STORED ROWS →
━━━
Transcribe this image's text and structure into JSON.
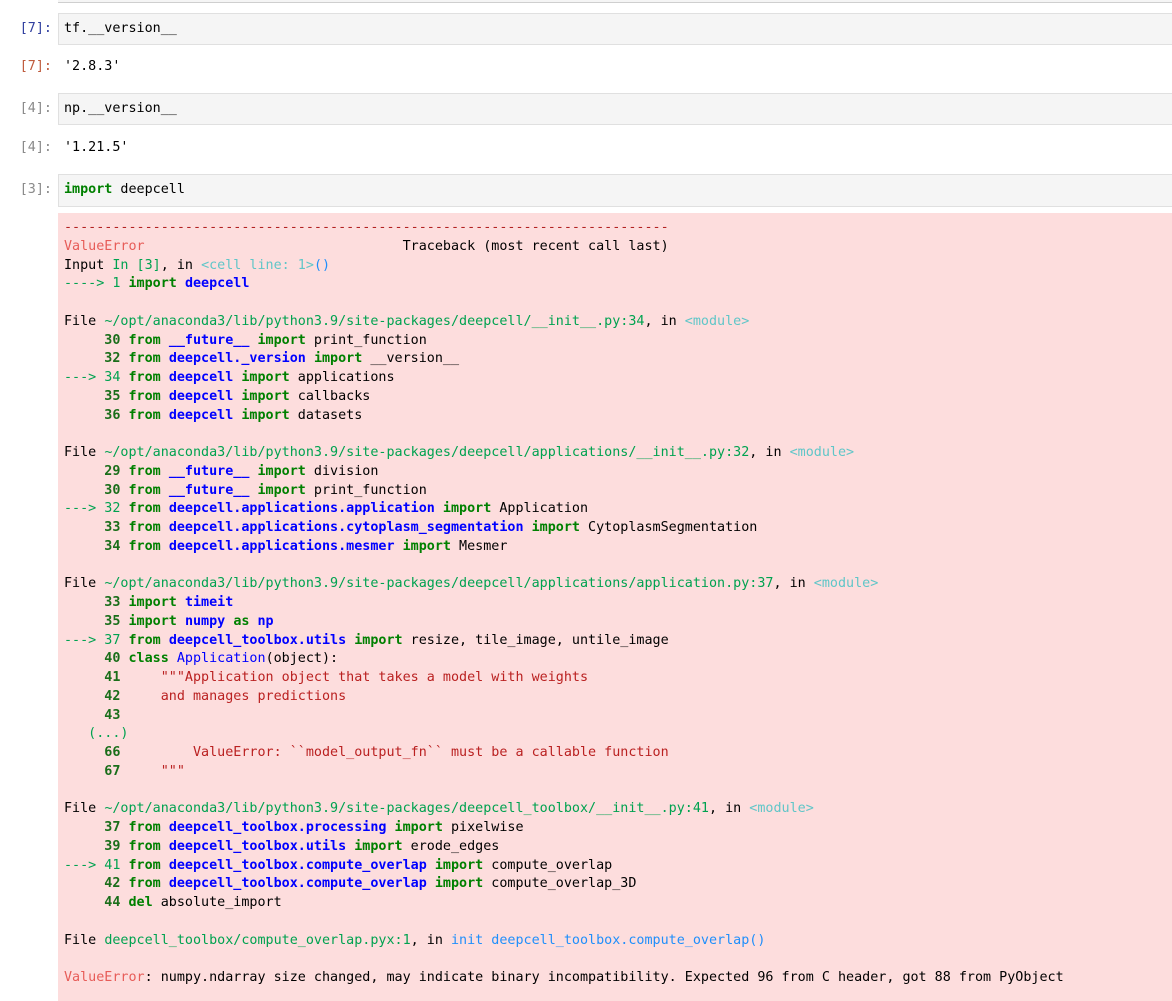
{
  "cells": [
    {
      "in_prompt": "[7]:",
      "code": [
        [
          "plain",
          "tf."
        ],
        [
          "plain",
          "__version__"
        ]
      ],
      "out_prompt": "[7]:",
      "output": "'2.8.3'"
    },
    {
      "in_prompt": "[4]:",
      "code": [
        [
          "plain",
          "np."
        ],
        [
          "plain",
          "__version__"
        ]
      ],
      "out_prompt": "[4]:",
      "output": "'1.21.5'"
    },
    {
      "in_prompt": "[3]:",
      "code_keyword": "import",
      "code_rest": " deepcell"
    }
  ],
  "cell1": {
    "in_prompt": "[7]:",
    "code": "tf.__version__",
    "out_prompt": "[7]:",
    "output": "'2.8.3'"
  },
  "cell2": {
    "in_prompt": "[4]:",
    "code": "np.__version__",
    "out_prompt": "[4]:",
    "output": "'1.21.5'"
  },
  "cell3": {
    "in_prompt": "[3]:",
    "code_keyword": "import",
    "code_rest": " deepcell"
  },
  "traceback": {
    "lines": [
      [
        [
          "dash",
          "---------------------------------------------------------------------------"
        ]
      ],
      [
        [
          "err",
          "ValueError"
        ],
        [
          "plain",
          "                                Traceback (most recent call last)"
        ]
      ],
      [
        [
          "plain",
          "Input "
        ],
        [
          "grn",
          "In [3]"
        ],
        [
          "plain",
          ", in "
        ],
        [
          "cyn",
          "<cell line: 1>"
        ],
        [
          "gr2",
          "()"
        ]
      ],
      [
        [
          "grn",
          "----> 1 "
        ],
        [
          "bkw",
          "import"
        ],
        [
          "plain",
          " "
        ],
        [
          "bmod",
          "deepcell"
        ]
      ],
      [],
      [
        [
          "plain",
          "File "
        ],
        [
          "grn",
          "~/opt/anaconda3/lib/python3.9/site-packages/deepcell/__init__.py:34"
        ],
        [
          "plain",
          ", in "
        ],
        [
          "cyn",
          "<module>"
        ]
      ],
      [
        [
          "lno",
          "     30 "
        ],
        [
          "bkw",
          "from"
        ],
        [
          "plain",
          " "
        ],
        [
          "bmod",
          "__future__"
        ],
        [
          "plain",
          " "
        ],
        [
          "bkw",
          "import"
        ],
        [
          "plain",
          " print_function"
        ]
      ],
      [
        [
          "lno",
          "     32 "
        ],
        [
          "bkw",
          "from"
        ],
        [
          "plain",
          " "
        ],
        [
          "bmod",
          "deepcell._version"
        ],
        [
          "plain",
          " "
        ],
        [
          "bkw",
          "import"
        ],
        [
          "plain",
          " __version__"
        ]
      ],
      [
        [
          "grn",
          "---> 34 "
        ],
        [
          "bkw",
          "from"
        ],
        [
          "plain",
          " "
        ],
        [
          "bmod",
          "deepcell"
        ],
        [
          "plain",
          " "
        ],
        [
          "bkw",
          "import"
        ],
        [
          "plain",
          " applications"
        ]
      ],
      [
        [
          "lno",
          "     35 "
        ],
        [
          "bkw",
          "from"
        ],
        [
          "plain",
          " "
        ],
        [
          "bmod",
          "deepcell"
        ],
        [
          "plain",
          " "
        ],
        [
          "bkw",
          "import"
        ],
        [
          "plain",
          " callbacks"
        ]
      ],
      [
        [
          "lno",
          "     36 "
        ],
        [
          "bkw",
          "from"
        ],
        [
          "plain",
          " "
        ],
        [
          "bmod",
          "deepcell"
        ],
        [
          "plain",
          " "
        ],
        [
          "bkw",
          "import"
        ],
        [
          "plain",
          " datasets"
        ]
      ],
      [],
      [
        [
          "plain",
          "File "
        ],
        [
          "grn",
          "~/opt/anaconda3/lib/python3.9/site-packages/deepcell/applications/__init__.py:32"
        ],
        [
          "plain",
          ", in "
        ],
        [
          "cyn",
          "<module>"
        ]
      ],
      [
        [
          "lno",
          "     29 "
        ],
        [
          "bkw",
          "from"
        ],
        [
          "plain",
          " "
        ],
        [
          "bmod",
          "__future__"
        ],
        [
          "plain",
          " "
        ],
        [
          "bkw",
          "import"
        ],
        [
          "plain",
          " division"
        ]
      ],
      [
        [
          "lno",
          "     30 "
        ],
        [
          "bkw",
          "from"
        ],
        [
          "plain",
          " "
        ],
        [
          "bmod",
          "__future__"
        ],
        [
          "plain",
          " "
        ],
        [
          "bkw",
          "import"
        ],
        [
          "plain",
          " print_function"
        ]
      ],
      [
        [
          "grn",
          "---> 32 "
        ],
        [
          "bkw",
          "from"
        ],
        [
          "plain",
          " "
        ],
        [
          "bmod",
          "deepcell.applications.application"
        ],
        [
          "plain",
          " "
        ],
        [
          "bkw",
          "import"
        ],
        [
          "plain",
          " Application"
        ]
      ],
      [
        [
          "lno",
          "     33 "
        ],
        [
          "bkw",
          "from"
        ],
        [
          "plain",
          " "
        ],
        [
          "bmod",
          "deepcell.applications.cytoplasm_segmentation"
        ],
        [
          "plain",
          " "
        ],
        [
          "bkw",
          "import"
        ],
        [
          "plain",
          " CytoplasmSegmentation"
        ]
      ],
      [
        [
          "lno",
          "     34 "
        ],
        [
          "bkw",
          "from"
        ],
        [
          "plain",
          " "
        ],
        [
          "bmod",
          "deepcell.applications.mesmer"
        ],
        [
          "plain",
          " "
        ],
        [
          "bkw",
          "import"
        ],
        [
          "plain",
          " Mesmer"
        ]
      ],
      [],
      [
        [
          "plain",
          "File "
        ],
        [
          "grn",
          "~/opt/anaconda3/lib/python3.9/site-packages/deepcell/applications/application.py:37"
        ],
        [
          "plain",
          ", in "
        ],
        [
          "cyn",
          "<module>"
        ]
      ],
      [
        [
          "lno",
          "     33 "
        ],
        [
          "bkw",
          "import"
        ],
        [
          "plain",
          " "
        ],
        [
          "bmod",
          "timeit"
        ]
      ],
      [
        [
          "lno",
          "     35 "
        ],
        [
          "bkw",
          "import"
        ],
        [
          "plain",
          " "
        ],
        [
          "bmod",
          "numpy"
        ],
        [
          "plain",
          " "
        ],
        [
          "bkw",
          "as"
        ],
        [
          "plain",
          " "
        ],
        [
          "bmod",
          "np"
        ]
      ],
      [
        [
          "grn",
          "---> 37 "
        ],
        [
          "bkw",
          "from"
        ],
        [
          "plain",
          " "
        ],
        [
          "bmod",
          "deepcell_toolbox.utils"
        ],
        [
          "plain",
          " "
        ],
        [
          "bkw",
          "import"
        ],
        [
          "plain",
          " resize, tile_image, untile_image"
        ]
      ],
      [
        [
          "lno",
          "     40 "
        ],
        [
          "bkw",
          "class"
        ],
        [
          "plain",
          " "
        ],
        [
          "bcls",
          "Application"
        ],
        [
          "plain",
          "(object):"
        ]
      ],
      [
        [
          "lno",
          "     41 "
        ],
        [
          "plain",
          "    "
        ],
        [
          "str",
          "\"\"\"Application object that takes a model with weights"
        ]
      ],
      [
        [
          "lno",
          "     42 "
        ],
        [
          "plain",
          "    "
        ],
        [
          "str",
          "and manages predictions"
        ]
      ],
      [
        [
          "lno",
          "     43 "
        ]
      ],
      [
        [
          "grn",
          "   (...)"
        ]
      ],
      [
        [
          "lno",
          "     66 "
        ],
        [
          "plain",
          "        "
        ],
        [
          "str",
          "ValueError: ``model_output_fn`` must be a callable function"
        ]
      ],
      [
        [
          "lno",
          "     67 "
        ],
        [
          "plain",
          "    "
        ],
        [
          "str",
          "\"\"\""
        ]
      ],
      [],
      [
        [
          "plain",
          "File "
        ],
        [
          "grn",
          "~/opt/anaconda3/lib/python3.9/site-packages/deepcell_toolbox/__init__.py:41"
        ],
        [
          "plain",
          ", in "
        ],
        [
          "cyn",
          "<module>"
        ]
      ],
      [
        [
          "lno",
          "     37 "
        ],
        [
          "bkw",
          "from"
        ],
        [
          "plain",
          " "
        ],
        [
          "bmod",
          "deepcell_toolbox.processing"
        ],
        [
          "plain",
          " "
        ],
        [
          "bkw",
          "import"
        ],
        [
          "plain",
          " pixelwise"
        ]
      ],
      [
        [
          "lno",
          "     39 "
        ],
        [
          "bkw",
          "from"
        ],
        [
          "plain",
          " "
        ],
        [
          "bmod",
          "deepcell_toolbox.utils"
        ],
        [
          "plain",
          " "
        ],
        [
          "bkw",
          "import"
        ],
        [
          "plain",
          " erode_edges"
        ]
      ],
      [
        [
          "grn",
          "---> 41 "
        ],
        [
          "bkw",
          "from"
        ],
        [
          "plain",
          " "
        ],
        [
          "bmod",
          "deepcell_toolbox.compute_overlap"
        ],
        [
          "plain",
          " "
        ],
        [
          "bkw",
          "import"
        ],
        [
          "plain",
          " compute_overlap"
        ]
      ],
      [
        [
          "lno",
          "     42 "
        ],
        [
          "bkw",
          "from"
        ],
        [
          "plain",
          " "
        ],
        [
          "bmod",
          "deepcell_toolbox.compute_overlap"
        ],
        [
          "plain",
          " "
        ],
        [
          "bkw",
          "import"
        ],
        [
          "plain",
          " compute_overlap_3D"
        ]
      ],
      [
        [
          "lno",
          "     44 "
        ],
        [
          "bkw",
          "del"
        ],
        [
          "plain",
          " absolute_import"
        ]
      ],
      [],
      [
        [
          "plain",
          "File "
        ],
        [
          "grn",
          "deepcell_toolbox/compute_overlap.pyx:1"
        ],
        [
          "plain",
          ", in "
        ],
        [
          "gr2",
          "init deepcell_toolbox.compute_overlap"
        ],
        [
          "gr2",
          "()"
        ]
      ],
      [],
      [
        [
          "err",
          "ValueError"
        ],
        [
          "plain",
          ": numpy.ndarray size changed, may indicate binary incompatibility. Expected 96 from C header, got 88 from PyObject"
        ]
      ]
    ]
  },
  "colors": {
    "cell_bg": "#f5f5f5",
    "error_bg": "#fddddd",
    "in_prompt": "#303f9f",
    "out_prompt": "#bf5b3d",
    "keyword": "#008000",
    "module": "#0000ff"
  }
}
━━━
Where does the word "site" appear in the listing? List each line that holds it.

          "~/opt/anaconda3/lib/python3.9/site-packages/deepcell/__init__.py:34"
          "~/opt/anaconda3/lib/python3.9/site-packages/deepcell/applications/__init__.py:32"
          "~/opt/anaconda3/lib/python3.9/site-packages/deepcell/applications/application.py:37"
          "~/opt/anaconda3/lib/python3.9/site-packages/deepcell_toolbox/__init__.py:41"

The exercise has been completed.